◆ **TASK DETAILS**:
Count how many lines of the material below have the word "Direction" and give only the number.

◆ **RECORDS TO USE**:
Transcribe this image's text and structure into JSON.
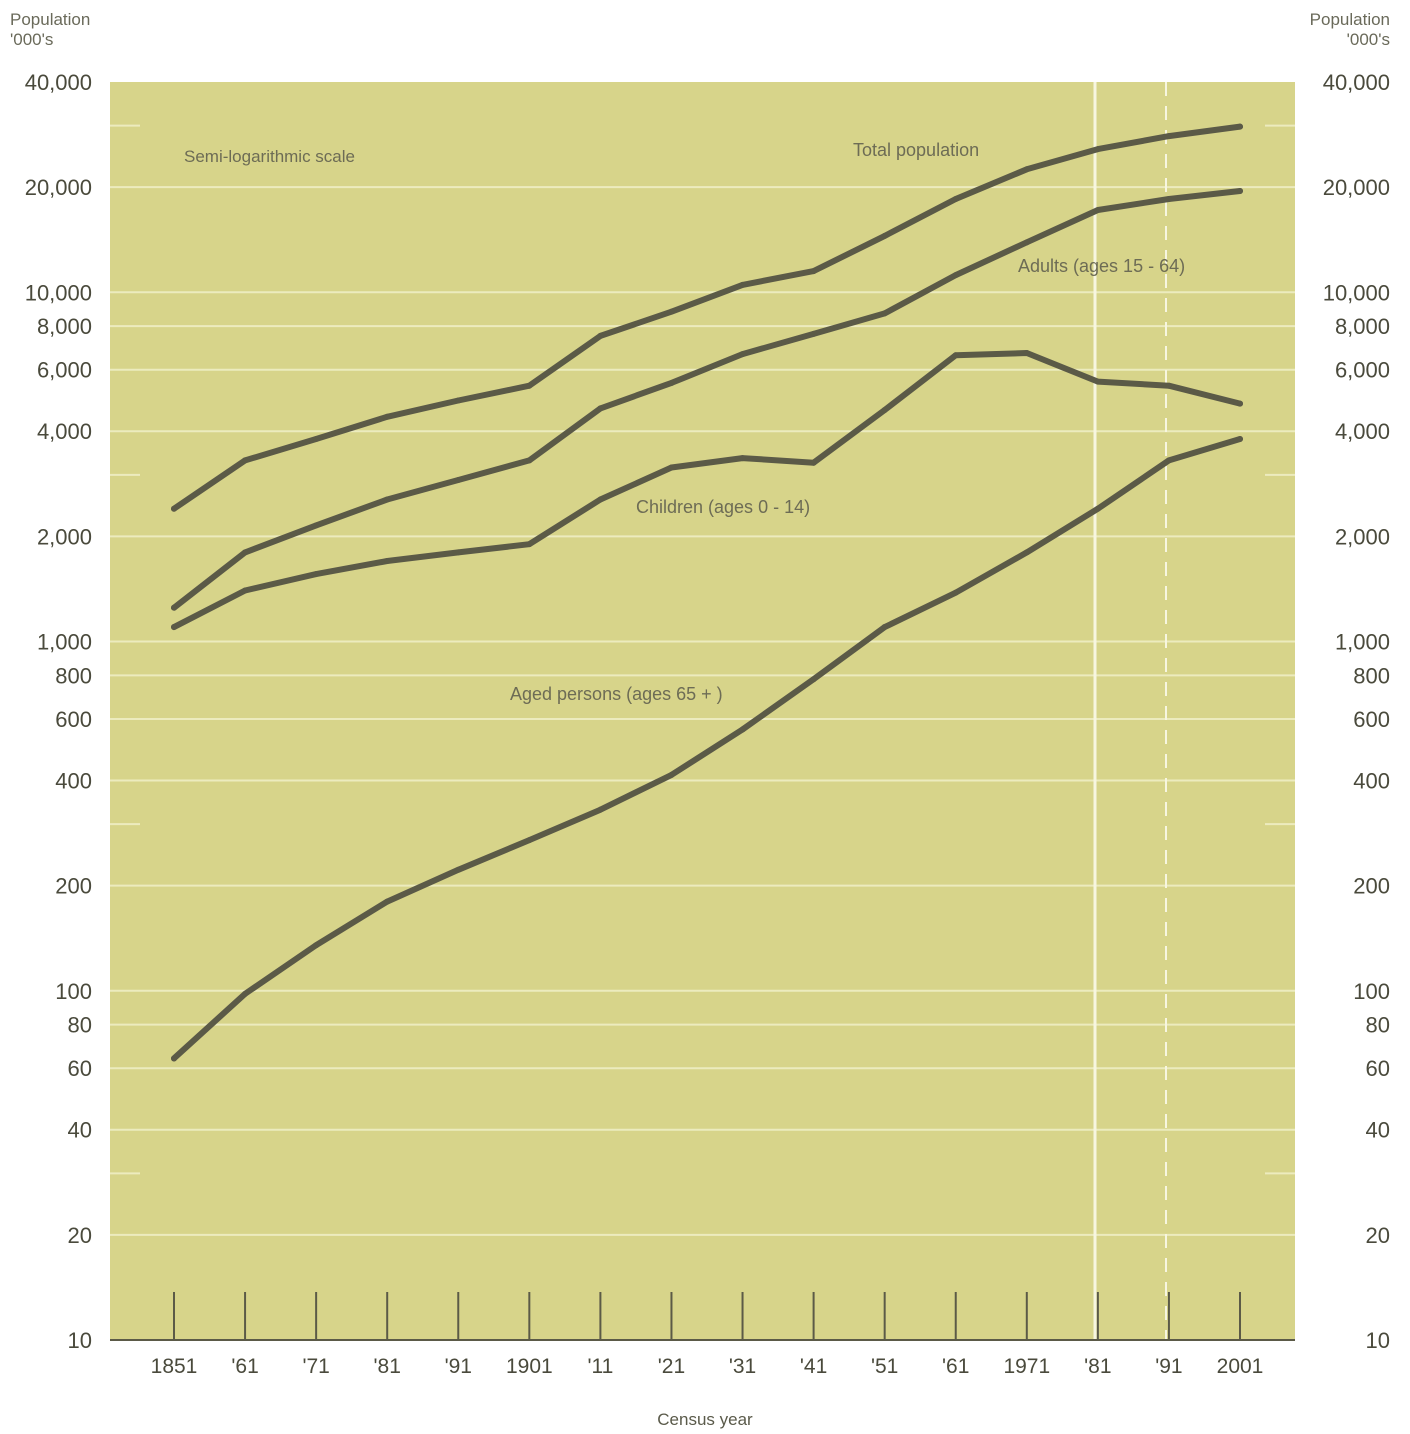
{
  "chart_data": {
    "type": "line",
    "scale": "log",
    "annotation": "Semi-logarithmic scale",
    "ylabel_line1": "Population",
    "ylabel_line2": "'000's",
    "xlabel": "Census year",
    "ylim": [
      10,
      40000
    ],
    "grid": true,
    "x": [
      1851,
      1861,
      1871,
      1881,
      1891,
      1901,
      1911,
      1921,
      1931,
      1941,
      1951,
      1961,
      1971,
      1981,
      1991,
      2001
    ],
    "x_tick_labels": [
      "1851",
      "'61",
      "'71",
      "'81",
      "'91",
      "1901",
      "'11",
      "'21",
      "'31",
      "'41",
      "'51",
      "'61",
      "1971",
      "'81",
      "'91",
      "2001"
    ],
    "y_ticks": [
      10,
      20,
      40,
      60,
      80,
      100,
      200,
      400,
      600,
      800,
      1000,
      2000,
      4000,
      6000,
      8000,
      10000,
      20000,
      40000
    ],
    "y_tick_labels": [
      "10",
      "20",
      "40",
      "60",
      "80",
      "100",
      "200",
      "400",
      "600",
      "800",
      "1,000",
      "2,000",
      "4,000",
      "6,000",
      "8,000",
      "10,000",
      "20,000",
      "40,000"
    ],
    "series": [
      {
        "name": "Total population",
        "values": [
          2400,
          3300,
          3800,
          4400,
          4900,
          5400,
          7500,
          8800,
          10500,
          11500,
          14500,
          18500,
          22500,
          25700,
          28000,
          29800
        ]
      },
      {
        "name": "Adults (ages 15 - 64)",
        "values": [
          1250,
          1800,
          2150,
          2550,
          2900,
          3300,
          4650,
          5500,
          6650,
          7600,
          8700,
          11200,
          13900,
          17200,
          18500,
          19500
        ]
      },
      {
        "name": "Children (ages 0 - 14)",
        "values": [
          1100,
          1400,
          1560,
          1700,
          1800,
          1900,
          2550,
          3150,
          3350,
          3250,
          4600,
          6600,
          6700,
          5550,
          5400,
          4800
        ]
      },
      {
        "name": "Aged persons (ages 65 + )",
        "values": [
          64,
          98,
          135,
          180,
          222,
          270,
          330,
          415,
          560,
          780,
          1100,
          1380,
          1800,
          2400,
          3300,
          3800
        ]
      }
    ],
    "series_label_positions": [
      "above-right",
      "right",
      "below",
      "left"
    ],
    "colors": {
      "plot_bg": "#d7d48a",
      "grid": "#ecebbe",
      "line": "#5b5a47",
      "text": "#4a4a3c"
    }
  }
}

==

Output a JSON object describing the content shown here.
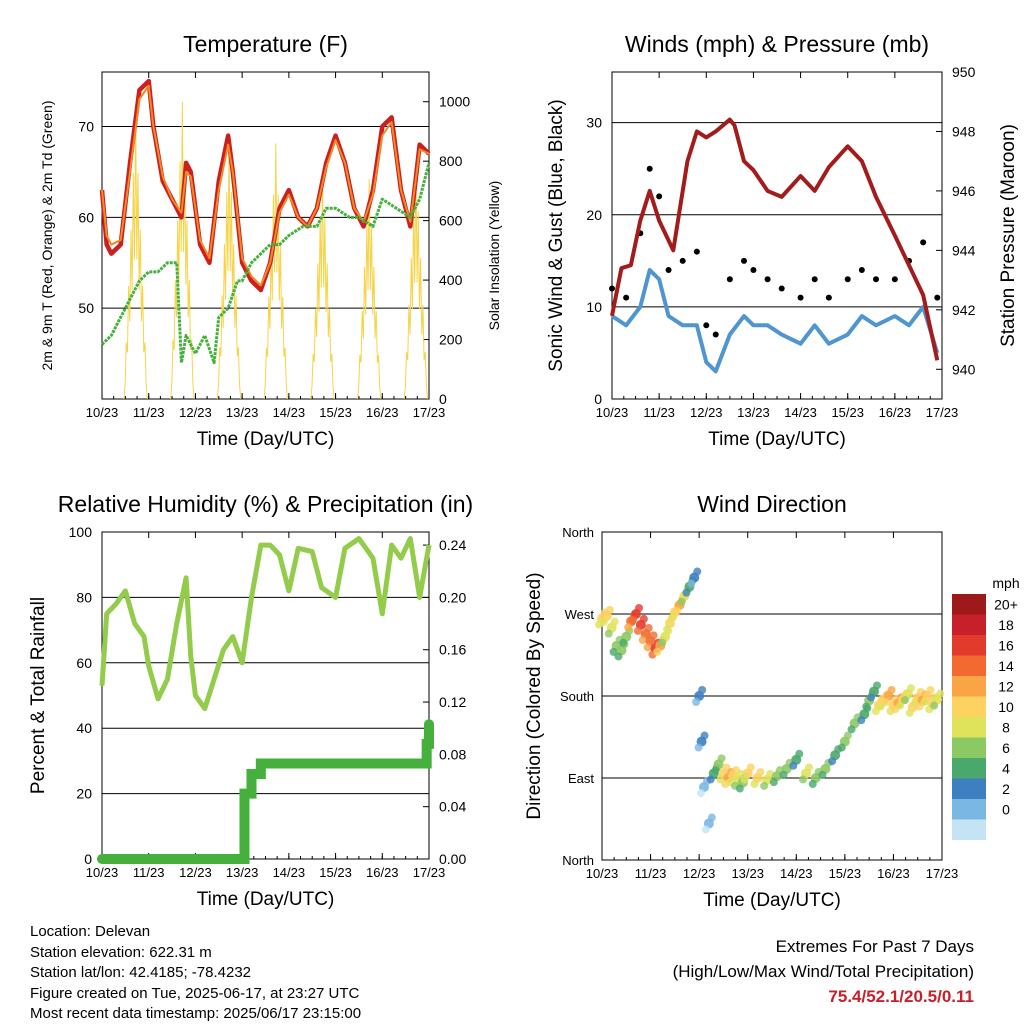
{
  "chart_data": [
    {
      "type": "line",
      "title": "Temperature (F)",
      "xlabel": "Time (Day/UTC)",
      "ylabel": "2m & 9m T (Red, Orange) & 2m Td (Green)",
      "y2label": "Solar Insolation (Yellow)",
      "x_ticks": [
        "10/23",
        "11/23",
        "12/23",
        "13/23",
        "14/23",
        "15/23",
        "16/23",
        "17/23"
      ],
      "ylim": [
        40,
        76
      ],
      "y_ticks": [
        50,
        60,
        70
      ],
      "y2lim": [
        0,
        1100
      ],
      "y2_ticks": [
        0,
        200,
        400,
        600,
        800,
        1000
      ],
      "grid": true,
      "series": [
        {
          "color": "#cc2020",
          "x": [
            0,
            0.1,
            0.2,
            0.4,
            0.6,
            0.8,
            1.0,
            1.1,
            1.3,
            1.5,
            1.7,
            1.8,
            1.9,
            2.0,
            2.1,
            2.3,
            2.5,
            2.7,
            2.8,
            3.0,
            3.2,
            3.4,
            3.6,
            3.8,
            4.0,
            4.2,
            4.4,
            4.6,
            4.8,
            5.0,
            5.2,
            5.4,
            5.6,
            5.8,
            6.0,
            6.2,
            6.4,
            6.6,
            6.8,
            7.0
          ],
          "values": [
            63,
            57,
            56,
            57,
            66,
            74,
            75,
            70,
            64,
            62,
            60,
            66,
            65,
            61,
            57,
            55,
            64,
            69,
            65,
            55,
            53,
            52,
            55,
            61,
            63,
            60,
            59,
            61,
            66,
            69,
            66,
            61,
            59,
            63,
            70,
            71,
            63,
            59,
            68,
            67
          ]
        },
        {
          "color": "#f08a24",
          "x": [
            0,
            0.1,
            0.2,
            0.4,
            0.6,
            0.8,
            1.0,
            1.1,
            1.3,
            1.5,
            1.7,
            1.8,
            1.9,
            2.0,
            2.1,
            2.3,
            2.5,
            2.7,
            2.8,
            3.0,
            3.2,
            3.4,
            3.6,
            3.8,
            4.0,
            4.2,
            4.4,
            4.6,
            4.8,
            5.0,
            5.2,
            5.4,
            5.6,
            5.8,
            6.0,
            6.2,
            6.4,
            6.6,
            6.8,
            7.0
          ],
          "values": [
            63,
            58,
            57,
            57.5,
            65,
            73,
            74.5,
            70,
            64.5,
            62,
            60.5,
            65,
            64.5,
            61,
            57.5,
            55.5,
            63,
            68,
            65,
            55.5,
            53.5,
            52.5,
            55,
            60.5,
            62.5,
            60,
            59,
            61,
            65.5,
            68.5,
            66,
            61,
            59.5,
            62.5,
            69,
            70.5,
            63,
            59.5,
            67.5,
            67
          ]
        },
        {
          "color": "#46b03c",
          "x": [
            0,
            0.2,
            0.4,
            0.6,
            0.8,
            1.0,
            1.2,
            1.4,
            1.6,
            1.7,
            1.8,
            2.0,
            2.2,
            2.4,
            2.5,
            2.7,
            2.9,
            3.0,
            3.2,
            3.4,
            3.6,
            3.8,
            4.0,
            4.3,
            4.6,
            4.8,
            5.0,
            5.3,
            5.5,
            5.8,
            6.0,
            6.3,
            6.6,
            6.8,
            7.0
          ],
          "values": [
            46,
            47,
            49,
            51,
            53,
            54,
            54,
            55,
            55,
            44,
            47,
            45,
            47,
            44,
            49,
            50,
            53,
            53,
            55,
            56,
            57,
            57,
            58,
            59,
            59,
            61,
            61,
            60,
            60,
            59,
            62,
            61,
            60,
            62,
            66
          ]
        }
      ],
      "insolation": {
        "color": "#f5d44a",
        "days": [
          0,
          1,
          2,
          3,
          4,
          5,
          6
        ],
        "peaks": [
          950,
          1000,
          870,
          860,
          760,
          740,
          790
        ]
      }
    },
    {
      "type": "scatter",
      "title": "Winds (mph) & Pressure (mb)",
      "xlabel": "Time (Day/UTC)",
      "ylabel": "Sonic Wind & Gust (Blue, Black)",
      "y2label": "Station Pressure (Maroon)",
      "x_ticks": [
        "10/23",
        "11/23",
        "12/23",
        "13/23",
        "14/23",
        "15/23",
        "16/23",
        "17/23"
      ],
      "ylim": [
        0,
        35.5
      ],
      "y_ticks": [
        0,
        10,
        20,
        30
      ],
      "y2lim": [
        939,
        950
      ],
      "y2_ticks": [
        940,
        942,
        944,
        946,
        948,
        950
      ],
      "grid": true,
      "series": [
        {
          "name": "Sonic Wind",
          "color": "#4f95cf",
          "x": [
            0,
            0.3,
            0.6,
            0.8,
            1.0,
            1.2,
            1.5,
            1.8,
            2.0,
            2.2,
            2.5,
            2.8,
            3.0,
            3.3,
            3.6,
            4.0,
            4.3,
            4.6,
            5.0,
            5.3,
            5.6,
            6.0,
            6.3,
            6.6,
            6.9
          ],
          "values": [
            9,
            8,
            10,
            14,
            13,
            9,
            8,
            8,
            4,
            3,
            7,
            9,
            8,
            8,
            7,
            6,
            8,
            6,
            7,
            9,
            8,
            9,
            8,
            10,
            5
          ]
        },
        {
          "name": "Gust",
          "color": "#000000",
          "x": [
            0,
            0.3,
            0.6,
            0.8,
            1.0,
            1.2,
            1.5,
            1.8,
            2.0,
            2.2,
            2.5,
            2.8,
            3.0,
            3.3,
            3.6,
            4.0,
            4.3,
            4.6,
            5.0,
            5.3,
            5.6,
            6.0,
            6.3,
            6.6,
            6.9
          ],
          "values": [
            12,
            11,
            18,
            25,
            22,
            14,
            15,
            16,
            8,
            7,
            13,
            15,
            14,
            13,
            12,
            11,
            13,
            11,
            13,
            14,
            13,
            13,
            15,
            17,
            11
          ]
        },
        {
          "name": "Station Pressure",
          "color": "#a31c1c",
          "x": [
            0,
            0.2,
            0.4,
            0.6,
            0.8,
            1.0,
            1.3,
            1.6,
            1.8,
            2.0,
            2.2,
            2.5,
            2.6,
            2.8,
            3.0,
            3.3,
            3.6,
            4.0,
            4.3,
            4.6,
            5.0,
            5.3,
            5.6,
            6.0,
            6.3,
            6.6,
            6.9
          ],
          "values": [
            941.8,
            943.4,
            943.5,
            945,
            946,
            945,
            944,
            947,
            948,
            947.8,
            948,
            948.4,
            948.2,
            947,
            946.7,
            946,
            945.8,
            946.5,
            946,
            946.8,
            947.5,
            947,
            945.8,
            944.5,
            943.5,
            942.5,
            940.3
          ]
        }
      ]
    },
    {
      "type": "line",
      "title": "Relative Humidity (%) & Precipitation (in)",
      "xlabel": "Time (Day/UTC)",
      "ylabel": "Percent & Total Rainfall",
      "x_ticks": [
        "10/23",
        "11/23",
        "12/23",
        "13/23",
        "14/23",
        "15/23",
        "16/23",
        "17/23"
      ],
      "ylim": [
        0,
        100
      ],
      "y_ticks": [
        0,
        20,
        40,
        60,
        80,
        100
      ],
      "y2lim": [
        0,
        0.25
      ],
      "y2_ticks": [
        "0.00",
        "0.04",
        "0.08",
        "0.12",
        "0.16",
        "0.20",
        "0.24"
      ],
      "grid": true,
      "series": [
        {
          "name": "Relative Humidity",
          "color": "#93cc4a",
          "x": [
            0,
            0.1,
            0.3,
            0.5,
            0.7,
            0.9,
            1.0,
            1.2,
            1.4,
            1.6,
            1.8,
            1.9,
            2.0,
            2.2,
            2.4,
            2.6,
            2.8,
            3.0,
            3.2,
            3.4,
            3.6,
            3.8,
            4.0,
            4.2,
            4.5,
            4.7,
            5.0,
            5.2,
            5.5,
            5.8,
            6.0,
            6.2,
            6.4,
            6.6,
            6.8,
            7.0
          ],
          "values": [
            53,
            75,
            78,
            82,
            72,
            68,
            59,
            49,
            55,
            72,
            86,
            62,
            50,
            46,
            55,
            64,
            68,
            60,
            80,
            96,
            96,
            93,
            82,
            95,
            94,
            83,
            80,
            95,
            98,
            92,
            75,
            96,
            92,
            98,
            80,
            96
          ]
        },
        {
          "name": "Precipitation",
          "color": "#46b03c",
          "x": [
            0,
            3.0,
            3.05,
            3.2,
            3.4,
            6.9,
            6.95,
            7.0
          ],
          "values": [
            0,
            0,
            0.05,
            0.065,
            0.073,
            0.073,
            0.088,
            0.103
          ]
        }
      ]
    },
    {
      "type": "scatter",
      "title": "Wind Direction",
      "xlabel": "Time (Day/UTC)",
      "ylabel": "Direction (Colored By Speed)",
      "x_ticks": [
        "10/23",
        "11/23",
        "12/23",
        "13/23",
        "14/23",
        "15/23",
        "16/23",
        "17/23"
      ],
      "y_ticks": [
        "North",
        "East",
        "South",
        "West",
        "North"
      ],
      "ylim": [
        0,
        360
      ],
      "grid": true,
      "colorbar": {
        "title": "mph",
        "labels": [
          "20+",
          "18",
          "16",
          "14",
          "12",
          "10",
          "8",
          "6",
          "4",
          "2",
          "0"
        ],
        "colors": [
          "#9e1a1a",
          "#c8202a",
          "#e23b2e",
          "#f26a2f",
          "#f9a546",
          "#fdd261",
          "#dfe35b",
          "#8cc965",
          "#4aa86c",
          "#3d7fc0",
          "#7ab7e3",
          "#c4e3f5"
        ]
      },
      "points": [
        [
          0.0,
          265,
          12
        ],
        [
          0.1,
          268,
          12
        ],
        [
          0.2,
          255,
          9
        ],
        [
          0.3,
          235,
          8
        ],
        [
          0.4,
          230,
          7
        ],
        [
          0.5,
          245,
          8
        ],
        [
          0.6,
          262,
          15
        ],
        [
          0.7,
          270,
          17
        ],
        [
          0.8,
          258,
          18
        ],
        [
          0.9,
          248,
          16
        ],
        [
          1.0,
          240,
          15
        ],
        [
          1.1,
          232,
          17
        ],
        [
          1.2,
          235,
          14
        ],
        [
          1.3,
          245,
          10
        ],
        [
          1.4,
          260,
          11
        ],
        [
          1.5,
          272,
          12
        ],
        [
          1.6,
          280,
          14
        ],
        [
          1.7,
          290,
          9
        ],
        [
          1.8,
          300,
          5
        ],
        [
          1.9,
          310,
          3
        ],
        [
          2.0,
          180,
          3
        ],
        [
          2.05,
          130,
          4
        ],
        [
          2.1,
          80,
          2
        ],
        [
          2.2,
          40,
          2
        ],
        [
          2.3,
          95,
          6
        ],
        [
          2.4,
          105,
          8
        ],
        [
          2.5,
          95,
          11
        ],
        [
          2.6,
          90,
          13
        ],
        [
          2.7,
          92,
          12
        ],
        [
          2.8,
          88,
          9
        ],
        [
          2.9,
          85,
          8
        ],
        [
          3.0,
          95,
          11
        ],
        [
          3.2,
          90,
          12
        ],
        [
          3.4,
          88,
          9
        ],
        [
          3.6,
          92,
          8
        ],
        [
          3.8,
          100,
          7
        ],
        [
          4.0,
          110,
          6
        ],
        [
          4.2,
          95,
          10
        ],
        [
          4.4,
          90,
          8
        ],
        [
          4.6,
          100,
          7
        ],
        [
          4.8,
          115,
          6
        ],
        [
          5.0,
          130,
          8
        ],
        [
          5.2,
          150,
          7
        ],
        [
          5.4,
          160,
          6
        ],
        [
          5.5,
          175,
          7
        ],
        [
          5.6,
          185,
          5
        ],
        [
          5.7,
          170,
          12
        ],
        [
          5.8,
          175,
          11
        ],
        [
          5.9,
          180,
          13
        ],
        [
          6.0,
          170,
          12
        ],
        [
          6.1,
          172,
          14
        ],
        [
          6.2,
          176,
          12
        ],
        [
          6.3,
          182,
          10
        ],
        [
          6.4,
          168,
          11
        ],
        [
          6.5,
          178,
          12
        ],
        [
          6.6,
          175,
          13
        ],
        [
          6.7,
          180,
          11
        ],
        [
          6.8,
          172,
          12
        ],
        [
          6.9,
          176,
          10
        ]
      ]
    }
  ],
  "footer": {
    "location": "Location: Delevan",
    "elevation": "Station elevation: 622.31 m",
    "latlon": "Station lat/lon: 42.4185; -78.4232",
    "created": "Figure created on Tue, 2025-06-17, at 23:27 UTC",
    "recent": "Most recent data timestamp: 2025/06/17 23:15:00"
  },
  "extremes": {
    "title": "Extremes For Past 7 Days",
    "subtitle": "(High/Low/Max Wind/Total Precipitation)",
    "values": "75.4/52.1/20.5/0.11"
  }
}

...

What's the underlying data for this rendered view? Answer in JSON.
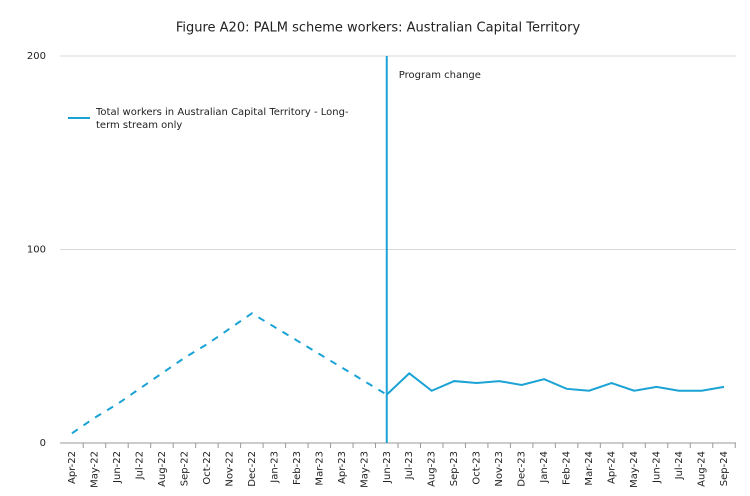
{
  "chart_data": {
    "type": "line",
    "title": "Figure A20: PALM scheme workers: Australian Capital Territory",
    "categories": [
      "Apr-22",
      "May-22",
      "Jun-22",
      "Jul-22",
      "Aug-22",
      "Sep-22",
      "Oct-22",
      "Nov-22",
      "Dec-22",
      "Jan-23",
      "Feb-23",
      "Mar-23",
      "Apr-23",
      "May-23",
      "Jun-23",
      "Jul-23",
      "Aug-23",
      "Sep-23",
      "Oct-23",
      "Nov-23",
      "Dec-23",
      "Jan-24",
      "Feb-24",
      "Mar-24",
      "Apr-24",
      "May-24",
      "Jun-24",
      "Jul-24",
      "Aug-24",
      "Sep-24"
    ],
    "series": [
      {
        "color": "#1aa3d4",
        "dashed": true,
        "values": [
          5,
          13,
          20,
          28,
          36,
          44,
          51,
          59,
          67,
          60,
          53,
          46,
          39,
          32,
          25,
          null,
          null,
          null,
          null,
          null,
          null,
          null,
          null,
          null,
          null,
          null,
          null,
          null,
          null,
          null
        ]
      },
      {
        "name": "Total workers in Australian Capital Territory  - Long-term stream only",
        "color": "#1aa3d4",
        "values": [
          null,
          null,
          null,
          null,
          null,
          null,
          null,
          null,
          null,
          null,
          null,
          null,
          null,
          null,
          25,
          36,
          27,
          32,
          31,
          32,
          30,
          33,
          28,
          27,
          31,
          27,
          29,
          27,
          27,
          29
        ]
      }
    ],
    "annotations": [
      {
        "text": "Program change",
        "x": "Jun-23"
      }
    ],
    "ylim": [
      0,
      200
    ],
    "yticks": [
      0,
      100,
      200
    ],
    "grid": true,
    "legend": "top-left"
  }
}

◆ **SOLVED PROBLEM**:
2